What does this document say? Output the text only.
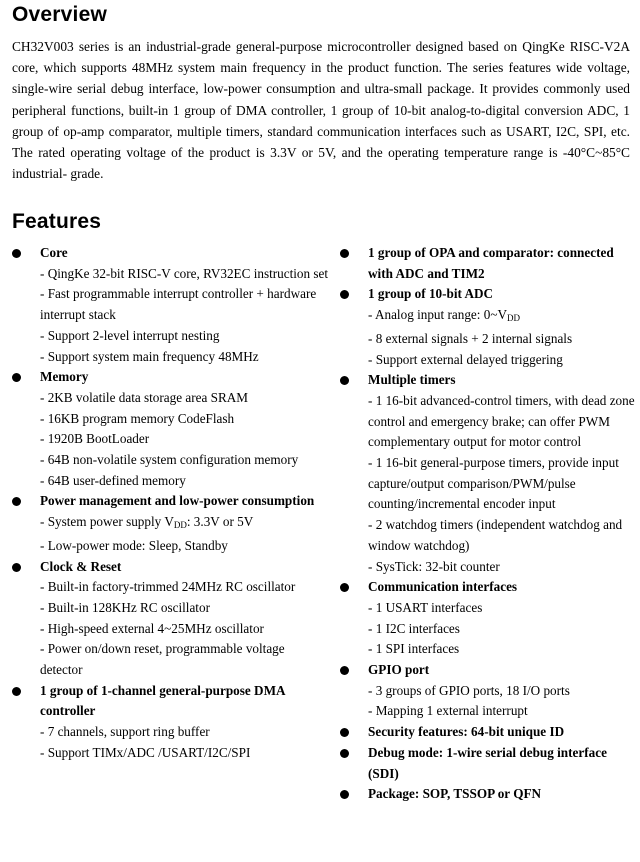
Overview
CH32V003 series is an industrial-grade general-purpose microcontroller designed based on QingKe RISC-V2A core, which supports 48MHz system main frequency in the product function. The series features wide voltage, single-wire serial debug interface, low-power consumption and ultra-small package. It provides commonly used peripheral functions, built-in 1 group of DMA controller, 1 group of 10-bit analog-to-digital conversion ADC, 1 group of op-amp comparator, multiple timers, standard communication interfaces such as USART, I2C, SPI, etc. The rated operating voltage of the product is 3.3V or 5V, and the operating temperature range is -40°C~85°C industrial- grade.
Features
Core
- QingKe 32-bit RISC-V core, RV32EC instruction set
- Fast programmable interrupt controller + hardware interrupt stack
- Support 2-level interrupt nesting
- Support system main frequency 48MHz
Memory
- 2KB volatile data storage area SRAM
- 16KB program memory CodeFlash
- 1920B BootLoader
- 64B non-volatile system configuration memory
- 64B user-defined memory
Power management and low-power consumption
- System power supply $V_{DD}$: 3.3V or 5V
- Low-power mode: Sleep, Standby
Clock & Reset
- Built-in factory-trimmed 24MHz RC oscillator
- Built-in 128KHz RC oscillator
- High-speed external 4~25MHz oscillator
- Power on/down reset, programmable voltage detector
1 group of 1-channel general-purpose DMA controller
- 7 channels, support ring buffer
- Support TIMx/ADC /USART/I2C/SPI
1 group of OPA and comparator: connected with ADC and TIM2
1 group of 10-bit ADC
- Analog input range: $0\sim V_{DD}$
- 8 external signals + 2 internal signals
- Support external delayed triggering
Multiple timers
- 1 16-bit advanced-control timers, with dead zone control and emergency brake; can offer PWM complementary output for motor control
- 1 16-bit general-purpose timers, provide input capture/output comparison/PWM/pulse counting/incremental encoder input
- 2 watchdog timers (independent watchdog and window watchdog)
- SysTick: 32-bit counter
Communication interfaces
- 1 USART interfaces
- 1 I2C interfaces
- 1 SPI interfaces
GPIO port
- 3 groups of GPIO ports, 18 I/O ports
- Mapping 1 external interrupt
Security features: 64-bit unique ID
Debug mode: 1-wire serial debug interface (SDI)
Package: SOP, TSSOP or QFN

-=-=-

**Set problem**
Omit every picture, then repeat the remaining data exactly as it appears above.

**Correct output**
What does this document say? Output the text only.
Overview
CH32V003 series is an industrial-grade general-purpose microcontroller designed based on QingKe RISC-V2A core, which supports 48MHz system main frequency in the product function. The series features wide voltage, single-wire serial debug interface, low-power consumption and ultra-small package. It provides commonly used peripheral functions, built-in 1 group of DMA controller, 1 group of 10-bit analog-to-digital conversion ADC, 1 group of op-amp comparator, multiple timers, standard communication interfaces such as USART, I2C, SPI, etc. The rated operating voltage of the product is 3.3V or 5V, and the operating temperature range is -40°C~85°C industrial- grade.
Features
Core
- QingKe 32-bit RISC-V core, RV32EC instruction set
- Fast programmable interrupt controller + hardware interrupt stack
- Support 2-level interrupt nesting
- Support system main frequency 48MHz
Memory
- 2KB volatile data storage area SRAM
- 16KB program memory CodeFlash
- 1920B BootLoader
- 64B non-volatile system configuration memory
- 64B user-defined memory
Power management and low-power consumption
- System power supply $V_{DD}$: 3.3V or 5V
- Low-power mode: Sleep, Standby
Clock & Reset
- Built-in factory-trimmed 24MHz RC oscillator
- Built-in 128KHz RC oscillator
- High-speed external 4~25MHz oscillator
- Power on/down reset, programmable voltage detector
1 group of 1-channel general-purpose DMA controller
- 7 channels, support ring buffer
- Support TIMx/ADC /USART/I2C/SPI
1 group of OPA and comparator: connected with ADC and TIM2
1 group of 10-bit ADC
- Analog input range: $0\sim V_{DD}$
- 8 external signals + 2 internal signals
- Support external delayed triggering
Multiple timers
- 1 16-bit advanced-control timers, with dead zone control and emergency brake; can offer PWM complementary output for motor control
- 1 16-bit general-purpose timers, provide input capture/output comparison/PWM/pulse counting/incremental encoder input
- 2 watchdog timers (independent watchdog and window watchdog)
- SysTick: 32-bit counter
Communication interfaces
- 1 USART interfaces
- 1 I2C interfaces
- 1 SPI interfaces
GPIO port
- 3 groups of GPIO ports, 18 I/O ports
- Mapping 1 external interrupt
Security features: 64-bit unique ID
Debug mode: 1-wire serial debug interface (SDI)
Package: SOP, TSSOP or QFN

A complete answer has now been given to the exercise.